Start
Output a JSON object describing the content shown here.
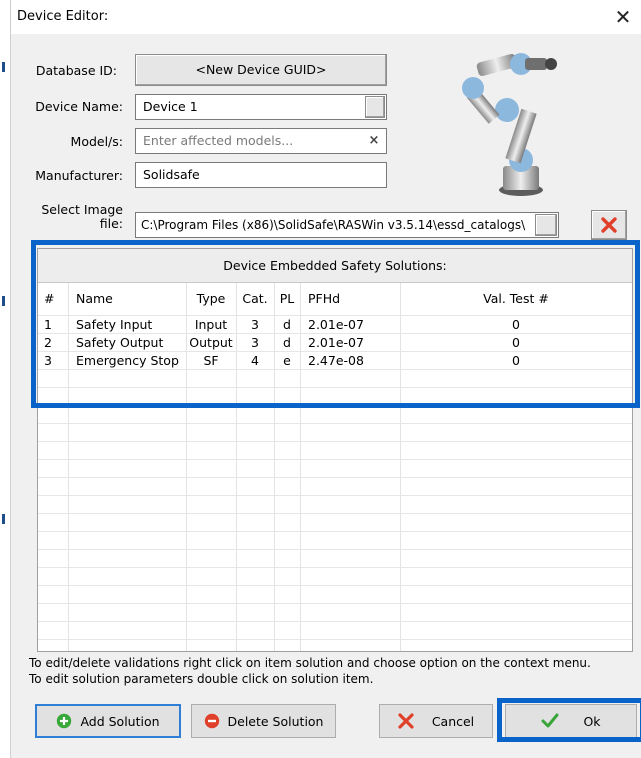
{
  "window": {
    "title": "Device Editor:",
    "close_glyph": "✕"
  },
  "form": {
    "database_id_label": "Database ID:",
    "database_id_value": "<New Device GUID>",
    "device_name_label": "Device Name:",
    "device_name_value": "Device 1",
    "models_label": "Model/s:",
    "models_placeholder": "Enter affected models...",
    "manufacturer_label": "Manufacturer:",
    "manufacturer_value": "Solidsafe",
    "image_label_line1": "Select Image",
    "image_label_line2": "file:",
    "image_path": "C:\\Program Files (x86)\\SolidSafe\\RASWin v3.5.14\\essd_catalogs\\"
  },
  "grid": {
    "title": "Device Embedded Safety Solutions:",
    "columns": [
      "#",
      "Name",
      "Type",
      "Cat.",
      "PL",
      "PFHd",
      "Val. Test #"
    ],
    "rows": [
      [
        "1",
        "Safety Input",
        "Input",
        "3",
        "d",
        "2.01e-07",
        "0"
      ],
      [
        "2",
        "Safety Output",
        "Output",
        "3",
        "d",
        "2.01e-07",
        "0"
      ],
      [
        "3",
        "Emergency Stop",
        "SF",
        "4",
        "e",
        "2.47e-08",
        "0"
      ]
    ]
  },
  "help": {
    "line1": "To edit/delete validations right click on item solution and choose option on the context menu.",
    "line2": "To edit solution parameters double click on solution item."
  },
  "buttons": {
    "add": "Add Solution",
    "delete": "Delete Solution",
    "cancel": "Cancel",
    "ok": "Ok"
  },
  "colors": {
    "highlight": "#0a63c9",
    "delete_red": "#e0402a",
    "ok_green": "#3aa53a",
    "add_green": "#38a838"
  },
  "icons": {
    "robot": "robot-arm-image",
    "clear": "clear-x-icon",
    "remove_image": "red-x-icon"
  }
}
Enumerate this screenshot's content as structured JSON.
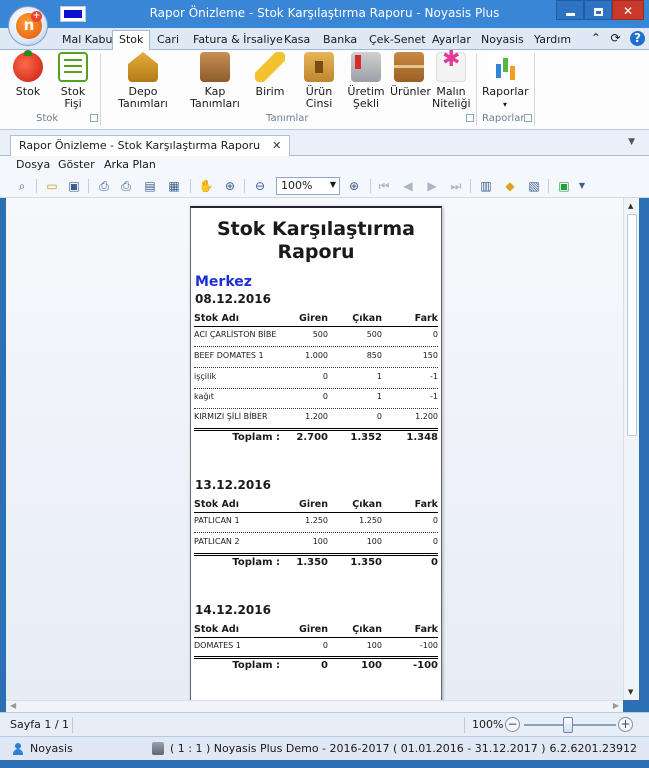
{
  "window": {
    "title": "Rapor Önizleme - Stok Karşılaştırma Raporu - Noyasis Plus"
  },
  "ribbon_tabs": [
    {
      "label": "Mal Kabul"
    },
    {
      "label": "Stok"
    },
    {
      "label": "Cari"
    },
    {
      "label": "Fatura & İrsaliye"
    },
    {
      "label": "Kasa"
    },
    {
      "label": "Banka"
    },
    {
      "label": "Çek-Senet"
    },
    {
      "label": "Ayarlar"
    },
    {
      "label": "Noyasis"
    },
    {
      "label": "Yardım"
    }
  ],
  "ribbon": {
    "buttons": [
      {
        "label": "Stok",
        "icon": "tomato-icon"
      },
      {
        "label": "Stok Fişi",
        "icon": "list-icon"
      },
      {
        "label": "Depo Tanımları",
        "icon": "warehouse-icon"
      },
      {
        "label": "Kap Tanımları",
        "icon": "box-icon"
      },
      {
        "label": "Birim",
        "icon": "ruler-icon"
      },
      {
        "label": "Ürün Cinsi",
        "icon": "product-icon"
      },
      {
        "label": "Üretim Şekli",
        "icon": "factory-icon"
      },
      {
        "label": "Ürünler",
        "icon": "boxes-icon"
      },
      {
        "label": "Malın Niteliği",
        "icon": "quality-icon"
      },
      {
        "label": "Raporlar",
        "icon": "chart-icon"
      }
    ],
    "groups": [
      {
        "label": "Stok"
      },
      {
        "label": "Tanımlar"
      },
      {
        "label": "Raporlar"
      }
    ]
  },
  "doc_tab": {
    "label": "Rapor Önizleme - Stok Karşılaştırma Raporu"
  },
  "menu": {
    "items": [
      {
        "label": "Dosya"
      },
      {
        "label": "Göster"
      },
      {
        "label": "Arka Plan"
      }
    ]
  },
  "toolbar": {
    "zoom": "100%"
  },
  "report": {
    "title_line1": "Stok Karşılaştırma",
    "title_line2": "Raporu",
    "branch": "Merkez",
    "columns": {
      "name": "Stok Adı",
      "giren": "Giren",
      "cikan": "Çıkan",
      "fark": "Fark"
    },
    "total_label": "Toplam :",
    "sections": [
      {
        "date": "08.12.2016",
        "rows": [
          {
            "name": "ACI ÇARLİSTON BİBE",
            "giren": "500",
            "cikan": "500",
            "fark": "0"
          },
          {
            "name": "BEEF DOMATES 1",
            "giren": "1.000",
            "cikan": "850",
            "fark": "150"
          },
          {
            "name": "işçilik",
            "giren": "0",
            "cikan": "1",
            "fark": "-1"
          },
          {
            "name": "kağıt",
            "giren": "0",
            "cikan": "1",
            "fark": "-1"
          },
          {
            "name": "KIRMIZI ŞİLİ BİBER",
            "giren": "1.200",
            "cikan": "0",
            "fark": "1.200"
          }
        ],
        "total": {
          "giren": "2.700",
          "cikan": "1.352",
          "fark": "1.348"
        }
      },
      {
        "date": "13.12.2016",
        "rows": [
          {
            "name": "PATLICAN 1",
            "giren": "1.250",
            "cikan": "1.250",
            "fark": "0"
          },
          {
            "name": "PATLICAN 2",
            "giren": "100",
            "cikan": "100",
            "fark": "0"
          }
        ],
        "total": {
          "giren": "1.350",
          "cikan": "1.350",
          "fark": "0"
        }
      },
      {
        "date": "14.12.2016",
        "rows": [
          {
            "name": "DOMATES 1",
            "giren": "0",
            "cikan": "100",
            "fark": "-100"
          }
        ],
        "total": {
          "giren": "0",
          "cikan": "100",
          "fark": "-100"
        }
      }
    ]
  },
  "status": {
    "page": "Sayfa 1 / 1",
    "zoom": "100%",
    "zoom_minus": "−",
    "zoom_plus": "+"
  },
  "info": {
    "user": "Noyasis",
    "company": "( 1 : 1 )  Noyasis Plus Demo - 2016-2017  ( 01.01.2016 - 31.12.2017 )",
    "version": "6.2.6201.23912"
  }
}
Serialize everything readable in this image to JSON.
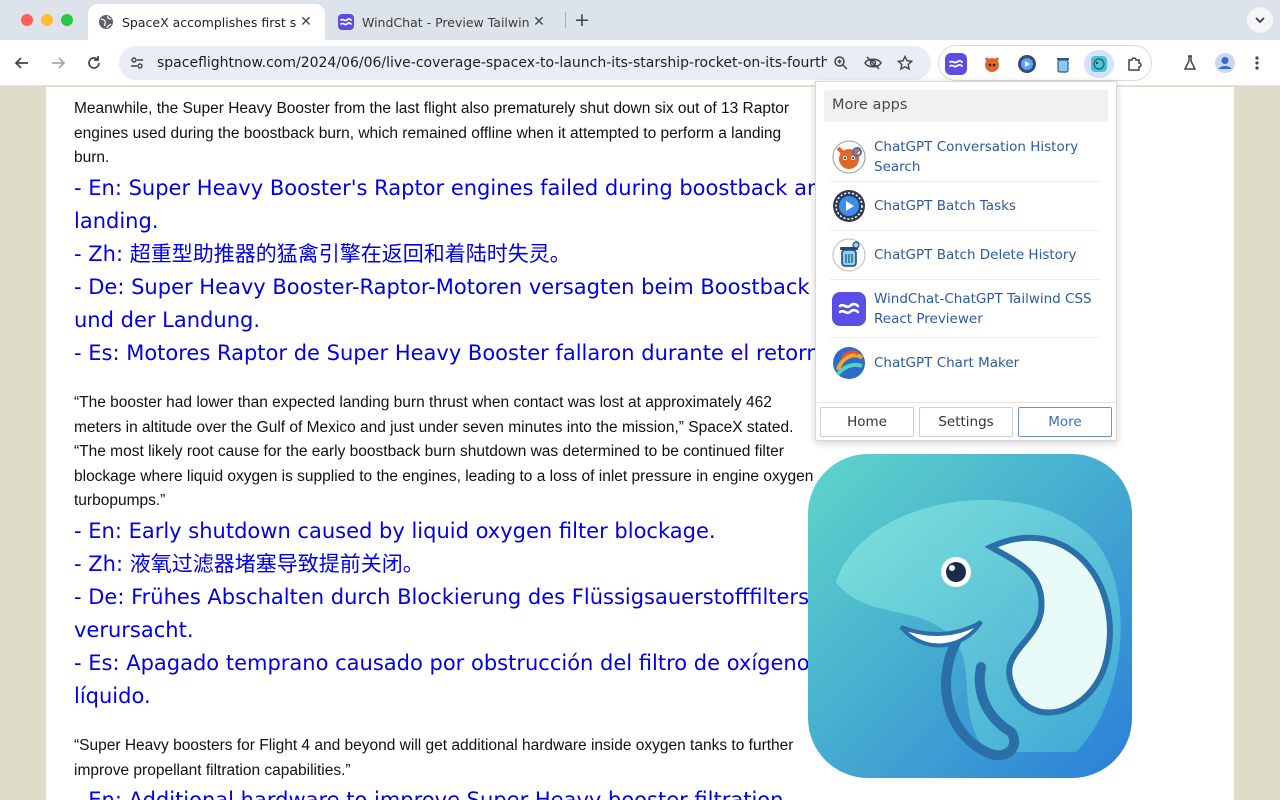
{
  "browser": {
    "tabs": [
      {
        "title": "SpaceX accomplishes first sc",
        "active": true,
        "favicon": "globe-icon"
      },
      {
        "title": "WindChat - Preview Tailwind",
        "active": false,
        "favicon": "windchat-icon"
      }
    ],
    "url": "spaceflightnow.com/2024/06/06/live-coverage-spacex-to-launch-its-starship-rocket-on-its-fourth..."
  },
  "article": {
    "paragraphs": [
      {
        "text": "Meanwhile, the Super Heavy Booster from the last flight also prematurely shut down six out of 13 Raptor engines used during the boostback burn, which remained offline when it attempted to perform a landing burn.",
        "translations": [
          "- En: Super Heavy Booster's Raptor engines failed during boostback and",
          "landing.",
          "- Zh: 超重型助推器的猛禽引擎在返回和着陆时失灵。",
          "- De: Super Heavy Booster-Raptor-Motoren versagten beim Boostback",
          "und der Landung.",
          "- Es: Motores Raptor de Super Heavy Booster fallaron durante el retorno."
        ]
      },
      {
        "text": "“The booster had lower than expected landing burn thrust when contact was lost at approximately 462 meters in altitude over the Gulf of Mexico and just under seven minutes into the mission,” SpaceX stated. “The most likely root cause for the early boostback burn shutdown was determined to be continued filter blockage where liquid oxygen is supplied to the engines, leading to a loss of inlet pressure in engine oxygen turbopumps.”",
        "translations": [
          "- En: Early shutdown caused by liquid oxygen filter blockage.",
          "- Zh: 液氧过滤器堵塞导致提前关闭。",
          "- De: Frühes Abschalten durch Blockierung des Flüssigsauerstofffilters",
          "verursacht.",
          "- Es: Apagado temprano causado por obstrucción del filtro de oxígeno",
          "líquido."
        ]
      },
      {
        "text": "“Super Heavy boosters for Flight 4 and beyond will get additional hardware inside oxygen tanks to further improve propellant filtration capabilities.”",
        "translations": [
          "- En: Additional hardware to improve Super Heavy booster filtration."
        ]
      }
    ]
  },
  "popup": {
    "header": "More apps",
    "apps": [
      {
        "name": "ChatGPT Conversation History Search",
        "line1": "ChatGPT Conversation History",
        "line2": "Search",
        "icon": "fox-icon"
      },
      {
        "name": "ChatGPT Batch Tasks",
        "line1": "ChatGPT Batch Tasks",
        "line2": "",
        "icon": "play-badge-icon"
      },
      {
        "name": "ChatGPT Batch Delete History",
        "line1": "ChatGPT Batch Delete History",
        "line2": "",
        "icon": "trash-robot-icon"
      },
      {
        "name": "WindChat-ChatGPT Tailwind CSS React Previewer",
        "line1": "WindChat-ChatGPT Tailwind CSS",
        "line2": "React Previewer",
        "icon": "windchat-icon"
      },
      {
        "name": "ChatGPT Chart Maker",
        "line1": "ChatGPT Chart Maker",
        "line2": "",
        "icon": "chart-swirl-icon"
      }
    ],
    "footer": {
      "home": "Home",
      "settings": "Settings",
      "more": "More"
    }
  },
  "colors": {
    "link_blue": "#0000ee",
    "accent": "#3a6fc7",
    "app_name": "#2d5aa0",
    "windchat": "#5b4ee6"
  }
}
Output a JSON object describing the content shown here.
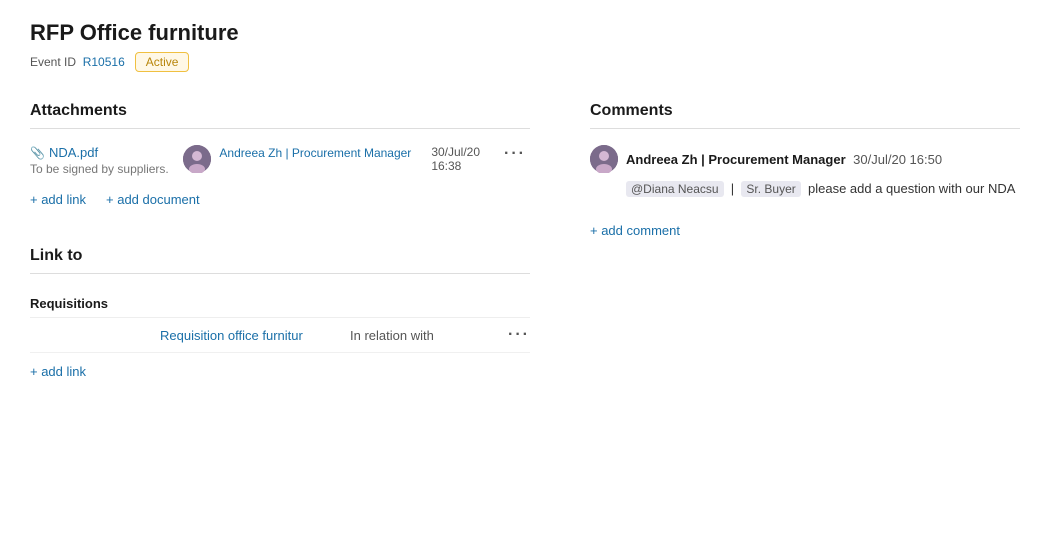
End
● **Exercise directions**:
Extract each line from the entries above that contains the string "giren".

● **Exercise result**:
      "giren": "Giren",
            "giren": "500",
            "giren": "1.000",
            "giren": "0",
            "giren": "0",
            "giren": "1.200",
          "giren": "2.700",
            "giren": "1.250",
            "giren": "100",
          "giren": "1.350",
            "giren": "0",
          "giren": "0",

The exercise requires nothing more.